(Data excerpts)
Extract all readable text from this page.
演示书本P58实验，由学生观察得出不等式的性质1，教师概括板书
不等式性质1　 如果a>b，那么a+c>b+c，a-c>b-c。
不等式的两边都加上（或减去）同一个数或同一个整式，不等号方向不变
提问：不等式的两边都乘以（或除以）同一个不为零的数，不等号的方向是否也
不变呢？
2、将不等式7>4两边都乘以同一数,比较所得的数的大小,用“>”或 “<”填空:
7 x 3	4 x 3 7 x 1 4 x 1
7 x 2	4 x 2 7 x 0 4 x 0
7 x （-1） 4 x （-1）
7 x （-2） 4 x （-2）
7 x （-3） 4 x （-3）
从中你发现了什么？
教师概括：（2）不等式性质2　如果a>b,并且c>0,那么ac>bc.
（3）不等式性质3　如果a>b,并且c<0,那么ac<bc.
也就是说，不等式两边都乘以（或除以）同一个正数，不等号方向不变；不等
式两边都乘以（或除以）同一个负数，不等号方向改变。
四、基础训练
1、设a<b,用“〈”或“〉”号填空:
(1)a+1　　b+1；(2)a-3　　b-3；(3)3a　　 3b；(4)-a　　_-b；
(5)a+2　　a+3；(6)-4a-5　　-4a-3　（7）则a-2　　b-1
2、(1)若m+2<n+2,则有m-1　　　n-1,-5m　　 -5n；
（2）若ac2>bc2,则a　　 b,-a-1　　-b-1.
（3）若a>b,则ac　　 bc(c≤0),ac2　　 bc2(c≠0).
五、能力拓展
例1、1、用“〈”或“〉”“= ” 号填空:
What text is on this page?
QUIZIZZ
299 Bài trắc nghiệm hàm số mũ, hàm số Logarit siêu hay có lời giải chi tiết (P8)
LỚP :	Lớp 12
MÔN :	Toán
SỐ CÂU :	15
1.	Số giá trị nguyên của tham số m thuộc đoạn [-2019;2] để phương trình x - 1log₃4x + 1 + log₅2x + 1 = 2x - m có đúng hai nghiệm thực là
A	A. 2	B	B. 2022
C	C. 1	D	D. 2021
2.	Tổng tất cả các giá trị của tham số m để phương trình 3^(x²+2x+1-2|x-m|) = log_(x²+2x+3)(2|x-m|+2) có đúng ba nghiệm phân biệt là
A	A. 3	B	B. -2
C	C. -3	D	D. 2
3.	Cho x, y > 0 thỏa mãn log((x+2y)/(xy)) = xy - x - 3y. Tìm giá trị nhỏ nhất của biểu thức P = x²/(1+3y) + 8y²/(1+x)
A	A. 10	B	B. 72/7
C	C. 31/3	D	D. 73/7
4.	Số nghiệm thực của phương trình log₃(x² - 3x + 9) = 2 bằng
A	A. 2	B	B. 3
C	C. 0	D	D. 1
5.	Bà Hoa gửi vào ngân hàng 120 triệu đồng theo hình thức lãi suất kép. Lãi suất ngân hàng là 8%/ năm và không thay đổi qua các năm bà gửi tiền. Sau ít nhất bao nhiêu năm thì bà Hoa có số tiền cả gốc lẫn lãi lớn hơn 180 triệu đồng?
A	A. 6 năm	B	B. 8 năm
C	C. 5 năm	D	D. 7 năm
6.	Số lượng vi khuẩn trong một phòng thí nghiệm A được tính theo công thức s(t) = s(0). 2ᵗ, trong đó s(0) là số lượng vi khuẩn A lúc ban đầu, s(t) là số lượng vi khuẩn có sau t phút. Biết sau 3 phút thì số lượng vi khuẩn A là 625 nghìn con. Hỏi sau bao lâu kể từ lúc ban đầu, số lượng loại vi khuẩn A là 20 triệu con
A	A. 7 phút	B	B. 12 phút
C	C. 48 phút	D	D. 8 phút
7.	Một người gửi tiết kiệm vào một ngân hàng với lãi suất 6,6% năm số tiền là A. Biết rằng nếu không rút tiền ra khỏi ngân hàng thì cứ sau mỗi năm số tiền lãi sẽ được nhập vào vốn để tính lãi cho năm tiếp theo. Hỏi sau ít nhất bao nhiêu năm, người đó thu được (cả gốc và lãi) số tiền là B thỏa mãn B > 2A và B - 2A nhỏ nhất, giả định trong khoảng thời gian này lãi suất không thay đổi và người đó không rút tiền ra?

Exercise description: Repeat the records above exactly.

Task solution:
Extract all readable text from this page.
演示书本P58实验，由学生观察得出不等式的性质1，教师概括板书
不等式性质1　 如果a>b，那么a+c>b+c，a-c>b-c。
不等式的两边都加上（或减去）同一个数或同一个整式，不等号方向不变
提问：不等式的两边都乘以（或除以）同一个不为零的数，不等号的方向是否也
不变呢？
2、将不等式7>4两边都乘以同一数,比较所得的数的大小,用“>”或 “<”填空:
7 x 3	4 x 3 7 x 1 4 x 1
7 x 2	4 x 2 7 x 0 4 x 0
7 x （-1） 4 x （-1）
7 x （-2） 4 x （-2）
7 x （-3） 4 x （-3）
从中你发现了什么？
教师概括：（2）不等式性质2　如果a>b,并且c>0,那么ac>bc.
（3）不等式性质3　如果a>b,并且c<0,那么ac<bc.
也就是说，不等式两边都乘以（或除以）同一个正数，不等号方向不变；不等
式两边都乘以（或除以）同一个负数，不等号方向改变。
四、基础训练
1、设a<b,用“〈”或“〉”号填空:
(1)a+1　　b+1；(2)a-3　　b-3；(3)3a　　 3b；(4)-a　　_-b；
(5)a+2　　a+3；(6)-4a-5　　-4a-3　（7）则a-2　　b-1
2、(1)若m+2<n+2,则有m-1　　　n-1,-5m　　 -5n；
（2）若ac2>bc2,则a　　 b,-a-1　　-b-1.
（3）若a>b,则ac　　 bc(c≤0),ac2　　 bc2(c≠0).
五、能力拓展
例1、1、用“〈”或“〉”“= ” 号填空:
What text is on this page?
QUIZIZZ
299 Bài trắc nghiệm hàm số mũ, hàm số Logarit siêu hay có lời giải chi tiết (P8)
LỚP :	Lớp 12
MÔN :	Toán
SỐ CÂU :	15
1.	Số giá trị nguyên của tham số m thuộc đoạn [-2019;2] để phương trình x - 1log₃4x + 1 + log₅2x + 1 = 2x - m có đúng hai nghiệm thực là
A	A. 2	B	B. 2022
C	C. 1	D	D. 2021
2.	Tổng tất cả các giá trị của tham số m để phương trình 3^(x²+2x+1-2|x-m|) = log_(x²+2x+3)(2|x-m|+2) có đúng ba nghiệm phân biệt là
A	A. 3	B	B. -2
C	C. -3	D	D. 2
3.	Cho x, y > 0 thỏa mãn log((x+2y)/(xy)) = xy - x - 3y. Tìm giá trị nhỏ nhất của biểu thức P = x²/(1+3y) + 8y²/(1+x)
A	A. 10	B	B. 72/7
C	C. 31/3	D	D. 73/7
4.	Số nghiệm thực của phương trình log₃(x² - 3x + 9) = 2 bằng
A	A. 2	B	B. 3
C	C. 0	D	D. 1
5.	Bà Hoa gửi vào ngân hàng 120 triệu đồng theo hình thức lãi suất kép. Lãi suất ngân hàng là 8%/ năm và không thay đổi qua các năm bà gửi tiền. Sau ít nhất bao nhiêu năm thì bà Hoa có số tiền cả gốc lẫn lãi lớn hơn 180 triệu đồng?
A	A. 6 năm	B	B. 8 năm
C	C. 5 năm	D	D. 7 năm
6.	Số lượng vi khuẩn trong một phòng thí nghiệm A được tính theo công thức s(t) = s(0). 2ᵗ, trong đó s(0) là số lượng vi khuẩn A lúc ban đầu, s(t) là số lượng vi khuẩn có sau t phút. Biết sau 3 phút thì số lượng vi khuẩn A là 625 nghìn con. Hỏi sau bao lâu kể từ lúc ban đầu, số lượng loại vi khuẩn A là 20 triệu con
A	A. 7 phút	B	B. 12 phút
C	C. 48 phút	D	D. 8 phút
7.	Một người gửi tiết kiệm vào một ngân hàng với lãi suất 6,6% năm số tiền là A. Biết rằng nếu không rút tiền ra khỏi ngân hàng thì cứ sau mỗi năm số tiền lãi sẽ được nhập vào vốn để tính lãi cho năm tiếp theo. Hỏi sau ít nhất bao nhiêu năm, người đó thu được (cả gốc và lãi) số tiền là B thỏa mãn B > 2A và B - 2A nhỏ nhất, giả định trong khoảng thời gian này lãi suất không thay đổi và người đó không rút tiền ra?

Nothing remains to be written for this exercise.